- [Task requirements]: Please retype the records that appear below, exactly and in full.

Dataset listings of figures
= Beginning of Section =
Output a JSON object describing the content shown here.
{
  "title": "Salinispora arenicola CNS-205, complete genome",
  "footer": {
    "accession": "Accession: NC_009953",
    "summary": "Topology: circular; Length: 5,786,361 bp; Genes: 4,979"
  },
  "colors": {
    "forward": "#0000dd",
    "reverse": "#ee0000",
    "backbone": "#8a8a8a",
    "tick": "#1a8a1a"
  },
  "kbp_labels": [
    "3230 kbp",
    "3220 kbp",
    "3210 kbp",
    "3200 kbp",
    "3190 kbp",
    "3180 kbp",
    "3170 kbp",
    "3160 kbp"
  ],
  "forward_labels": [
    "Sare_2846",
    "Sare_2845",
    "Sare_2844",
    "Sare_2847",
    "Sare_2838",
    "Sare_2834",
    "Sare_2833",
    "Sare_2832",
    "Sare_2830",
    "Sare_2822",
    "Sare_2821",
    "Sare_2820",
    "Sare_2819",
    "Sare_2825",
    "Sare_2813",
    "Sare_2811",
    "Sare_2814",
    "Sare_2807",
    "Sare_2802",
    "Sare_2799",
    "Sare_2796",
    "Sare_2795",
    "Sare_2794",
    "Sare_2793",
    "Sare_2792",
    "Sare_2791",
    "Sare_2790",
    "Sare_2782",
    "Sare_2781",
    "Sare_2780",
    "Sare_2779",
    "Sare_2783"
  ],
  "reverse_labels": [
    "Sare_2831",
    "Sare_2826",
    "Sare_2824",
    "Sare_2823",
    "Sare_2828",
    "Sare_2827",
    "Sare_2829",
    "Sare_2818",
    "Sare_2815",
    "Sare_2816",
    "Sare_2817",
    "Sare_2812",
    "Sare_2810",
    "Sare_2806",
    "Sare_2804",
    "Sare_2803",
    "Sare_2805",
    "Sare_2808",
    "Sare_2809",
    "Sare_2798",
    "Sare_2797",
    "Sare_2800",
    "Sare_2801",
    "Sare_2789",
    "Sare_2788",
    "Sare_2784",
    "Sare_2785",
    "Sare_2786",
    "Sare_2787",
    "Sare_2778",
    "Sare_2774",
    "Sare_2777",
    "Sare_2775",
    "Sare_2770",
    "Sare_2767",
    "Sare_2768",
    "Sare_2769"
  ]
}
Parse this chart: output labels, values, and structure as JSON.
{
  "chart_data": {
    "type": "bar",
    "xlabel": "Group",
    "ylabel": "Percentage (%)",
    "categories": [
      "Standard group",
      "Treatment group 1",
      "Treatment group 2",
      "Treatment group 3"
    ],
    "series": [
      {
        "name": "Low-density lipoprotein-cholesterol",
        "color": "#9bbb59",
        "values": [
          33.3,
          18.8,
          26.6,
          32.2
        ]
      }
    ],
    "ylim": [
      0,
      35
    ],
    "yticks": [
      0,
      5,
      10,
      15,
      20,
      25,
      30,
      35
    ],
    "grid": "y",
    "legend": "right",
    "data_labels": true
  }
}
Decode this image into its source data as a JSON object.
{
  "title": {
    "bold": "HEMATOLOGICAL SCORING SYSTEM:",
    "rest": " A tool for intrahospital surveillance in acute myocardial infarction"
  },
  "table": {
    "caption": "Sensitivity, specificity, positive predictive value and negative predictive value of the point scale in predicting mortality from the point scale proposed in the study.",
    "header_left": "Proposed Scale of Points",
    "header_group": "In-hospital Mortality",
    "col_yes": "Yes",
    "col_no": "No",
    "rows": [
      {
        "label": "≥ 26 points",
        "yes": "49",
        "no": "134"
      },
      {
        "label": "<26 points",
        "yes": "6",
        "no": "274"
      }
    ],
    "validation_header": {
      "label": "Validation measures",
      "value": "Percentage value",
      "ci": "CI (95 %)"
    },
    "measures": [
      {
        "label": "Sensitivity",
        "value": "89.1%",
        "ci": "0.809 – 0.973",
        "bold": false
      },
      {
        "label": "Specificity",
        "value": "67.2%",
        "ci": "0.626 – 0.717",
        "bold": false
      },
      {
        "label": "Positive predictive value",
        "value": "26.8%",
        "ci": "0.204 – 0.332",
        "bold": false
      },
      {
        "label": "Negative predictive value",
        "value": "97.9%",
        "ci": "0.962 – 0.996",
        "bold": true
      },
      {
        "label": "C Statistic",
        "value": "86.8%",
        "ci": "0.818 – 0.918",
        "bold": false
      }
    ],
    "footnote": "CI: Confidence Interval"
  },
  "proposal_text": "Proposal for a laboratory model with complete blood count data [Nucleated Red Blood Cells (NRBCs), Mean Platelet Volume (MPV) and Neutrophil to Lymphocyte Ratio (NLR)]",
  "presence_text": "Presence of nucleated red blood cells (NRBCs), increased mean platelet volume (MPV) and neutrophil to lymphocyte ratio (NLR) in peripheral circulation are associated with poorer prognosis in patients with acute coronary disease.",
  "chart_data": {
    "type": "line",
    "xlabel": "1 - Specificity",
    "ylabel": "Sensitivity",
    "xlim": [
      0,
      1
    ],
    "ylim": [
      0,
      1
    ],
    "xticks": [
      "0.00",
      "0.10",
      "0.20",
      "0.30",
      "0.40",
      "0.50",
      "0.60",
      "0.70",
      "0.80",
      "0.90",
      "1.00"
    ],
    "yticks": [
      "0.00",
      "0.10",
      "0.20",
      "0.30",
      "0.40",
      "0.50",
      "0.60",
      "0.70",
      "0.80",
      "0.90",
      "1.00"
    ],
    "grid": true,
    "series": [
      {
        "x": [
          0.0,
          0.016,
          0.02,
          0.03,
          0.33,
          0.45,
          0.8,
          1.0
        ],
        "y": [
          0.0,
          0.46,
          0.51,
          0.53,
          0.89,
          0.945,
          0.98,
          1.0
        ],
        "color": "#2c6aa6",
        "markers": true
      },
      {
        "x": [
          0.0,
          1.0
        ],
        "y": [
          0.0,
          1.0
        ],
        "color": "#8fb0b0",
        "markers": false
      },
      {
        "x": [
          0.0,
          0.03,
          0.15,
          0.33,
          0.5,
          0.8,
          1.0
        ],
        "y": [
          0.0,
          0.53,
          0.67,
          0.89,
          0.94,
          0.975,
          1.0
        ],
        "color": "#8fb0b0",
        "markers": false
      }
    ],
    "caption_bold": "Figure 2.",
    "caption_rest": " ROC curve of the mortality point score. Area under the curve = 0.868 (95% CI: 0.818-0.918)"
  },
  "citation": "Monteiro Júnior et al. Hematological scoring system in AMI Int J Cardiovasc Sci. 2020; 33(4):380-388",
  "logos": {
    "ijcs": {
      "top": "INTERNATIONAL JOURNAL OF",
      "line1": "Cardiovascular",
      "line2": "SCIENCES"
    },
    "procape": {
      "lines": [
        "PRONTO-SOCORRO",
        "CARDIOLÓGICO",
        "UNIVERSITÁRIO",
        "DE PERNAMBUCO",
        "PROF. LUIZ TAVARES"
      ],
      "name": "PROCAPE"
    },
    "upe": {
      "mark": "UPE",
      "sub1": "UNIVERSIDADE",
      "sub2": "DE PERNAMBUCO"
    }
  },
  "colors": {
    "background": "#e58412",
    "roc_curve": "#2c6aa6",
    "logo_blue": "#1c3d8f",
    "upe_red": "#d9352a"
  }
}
= End of Section =
- [Result of the task]:
Output a JSON object describing the content shown here.
{
  "title": "Salinispora arenicola CNS-205, complete genome",
  "footer": {
    "accession": "Accession: NC_009953",
    "summary": "Topology: circular; Length: 5,786,361 bp; Genes: 4,979"
  },
  "colors": {
    "forward": "#0000dd",
    "reverse": "#ee0000",
    "backbone": "#8a8a8a",
    "tick": "#1a8a1a"
  },
  "kbp_labels": [
    "3230 kbp",
    "3220 kbp",
    "3210 kbp",
    "3200 kbp",
    "3190 kbp",
    "3180 kbp",
    "3170 kbp",
    "3160 kbp"
  ],
  "forward_labels": [
    "Sare_2846",
    "Sare_2845",
    "Sare_2844",
    "Sare_2847",
    "Sare_2838",
    "Sare_2834",
    "Sare_2833",
    "Sare_2832",
    "Sare_2830",
    "Sare_2822",
    "Sare_2821",
    "Sare_2820",
    "Sare_2819",
    "Sare_2825",
    "Sare_2813",
    "Sare_2811",
    "Sare_2814",
    "Sare_2807",
    "Sare_2802",
    "Sare_2799",
    "Sare_2796",
    "Sare_2795",
    "Sare_2794",
    "Sare_2793",
    "Sare_2792",
    "Sare_2791",
    "Sare_2790",
    "Sare_2782",
    "Sare_2781",
    "Sare_2780",
    "Sare_2779",
    "Sare_2783"
  ],
  "reverse_labels": [
    "Sare_2831",
    "Sare_2826",
    "Sare_2824",
    "Sare_2823",
    "Sare_2828",
    "Sare_2827",
    "Sare_2829",
    "Sare_2818",
    "Sare_2815",
    "Sare_2816",
    "Sare_2817",
    "Sare_2812",
    "Sare_2810",
    "Sare_2806",
    "Sare_2804",
    "Sare_2803",
    "Sare_2805",
    "Sare_2808",
    "Sare_2809",
    "Sare_2798",
    "Sare_2797",
    "Sare_2800",
    "Sare_2801",
    "Sare_2789",
    "Sare_2788",
    "Sare_2784",
    "Sare_2785",
    "Sare_2786",
    "Sare_2787",
    "Sare_2778",
    "Sare_2774",
    "Sare_2777",
    "Sare_2775",
    "Sare_2770",
    "Sare_2767",
    "Sare_2768",
    "Sare_2769"
  ]
}
Parse this chart: output labels, values, and structure as JSON.
{
  "chart_data": {
    "type": "bar",
    "xlabel": "Group",
    "ylabel": "Percentage (%)",
    "categories": [
      "Standard group",
      "Treatment group 1",
      "Treatment group 2",
      "Treatment group 3"
    ],
    "series": [
      {
        "name": "Low-density lipoprotein-cholesterol",
        "color": "#9bbb59",
        "values": [
          33.3,
          18.8,
          26.6,
          32.2
        ]
      }
    ],
    "ylim": [
      0,
      35
    ],
    "yticks": [
      0,
      5,
      10,
      15,
      20,
      25,
      30,
      35
    ],
    "grid": "y",
    "legend": "right",
    "data_labels": true
  }
}
Decode this image into its source data as a JSON object.
{
  "title": {
    "bold": "HEMATOLOGICAL SCORING SYSTEM:",
    "rest": " A tool for intrahospital surveillance in acute myocardial infarction"
  },
  "table": {
    "caption": "Sensitivity, specificity, positive predictive value and negative predictive value of the point scale in predicting mortality from the point scale proposed in the study.",
    "header_left": "Proposed Scale of Points",
    "header_group": "In-hospital Mortality",
    "col_yes": "Yes",
    "col_no": "No",
    "rows": [
      {
        "label": "≥ 26 points",
        "yes": "49",
        "no": "134"
      },
      {
        "label": "<26 points",
        "yes": "6",
        "no": "274"
      }
    ],
    "validation_header": {
      "label": "Validation measures",
      "value": "Percentage value",
      "ci": "CI (95 %)"
    },
    "measures": [
      {
        "label": "Sensitivity",
        "value": "89.1%",
        "ci": "0.809 – 0.973",
        "bold": false
      },
      {
        "label": "Specificity",
        "value": "67.2%",
        "ci": "0.626 – 0.717",
        "bold": false
      },
      {
        "label": "Positive predictive value",
        "value": "26.8%",
        "ci": "0.204 – 0.332",
        "bold": false
      },
      {
        "label": "Negative predictive value",
        "value": "97.9%",
        "ci": "0.962 – 0.996",
        "bold": true
      },
      {
        "label": "C Statistic",
        "value": "86.8%",
        "ci": "0.818 – 0.918",
        "bold": false
      }
    ],
    "footnote": "CI: Confidence Interval"
  },
  "proposal_text": "Proposal for a laboratory model with complete blood count data [Nucleated Red Blood Cells (NRBCs), Mean Platelet Volume (MPV) and Neutrophil to Lymphocyte Ratio (NLR)]",
  "presence_text": "Presence of nucleated red blood cells (NRBCs), increased mean platelet volume (MPV) and neutrophil to lymphocyte ratio (NLR) in peripheral circulation are associated with poorer prognosis in patients with acute coronary disease.",
  "chart_data": {
    "type": "line",
    "xlabel": "1 - Specificity",
    "ylabel": "Sensitivity",
    "xlim": [
      0,
      1
    ],
    "ylim": [
      0,
      1
    ],
    "xticks": [
      "0.00",
      "0.10",
      "0.20",
      "0.30",
      "0.40",
      "0.50",
      "0.60",
      "0.70",
      "0.80",
      "0.90",
      "1.00"
    ],
    "yticks": [
      "0.00",
      "0.10",
      "0.20",
      "0.30",
      "0.40",
      "0.50",
      "0.60",
      "0.70",
      "0.80",
      "0.90",
      "1.00"
    ],
    "grid": true,
    "series": [
      {
        "x": [
          0.0,
          0.016,
          0.02,
          0.03,
          0.33,
          0.45,
          0.8,
          1.0
        ],
        "y": [
          0.0,
          0.46,
          0.51,
          0.53,
          0.89,
          0.945,
          0.98,
          1.0
        ],
        "color": "#2c6aa6",
        "markers": true
      },
      {
        "x": [
          0.0,
          1.0
        ],
        "y": [
          0.0,
          1.0
        ],
        "color": "#8fb0b0",
        "markers": false
      },
      {
        "x": [
          0.0,
          0.03,
          0.15,
          0.33,
          0.5,
          0.8,
          1.0
        ],
        "y": [
          0.0,
          0.53,
          0.67,
          0.89,
          0.94,
          0.975,
          1.0
        ],
        "color": "#8fb0b0",
        "markers": false
      }
    ],
    "caption_bold": "Figure 2.",
    "caption_rest": " ROC curve of the mortality point score. Area under the curve = 0.868 (95% CI: 0.818-0.918)"
  },
  "citation": "Monteiro Júnior et al. Hematological scoring system in AMI Int J Cardiovasc Sci. 2020; 33(4):380-388",
  "logos": {
    "ijcs": {
      "top": "INTERNATIONAL JOURNAL OF",
      "line1": "Cardiovascular",
      "line2": "SCIENCES"
    },
    "procape": {
      "lines": [
        "PRONTO-SOCORRO",
        "CARDIOLÓGICO",
        "UNIVERSITÁRIO",
        "DE PERNAMBUCO",
        "PROF. LUIZ TAVARES"
      ],
      "name": "PROCAPE"
    },
    "upe": {
      "mark": "UPE",
      "sub1": "UNIVERSIDADE",
      "sub2": "DE PERNAMBUCO"
    }
  },
  "colors": {
    "background": "#e58412",
    "roc_curve": "#2c6aa6",
    "logo_blue": "#1c3d8f",
    "upe_red": "#d9352a"
  }
}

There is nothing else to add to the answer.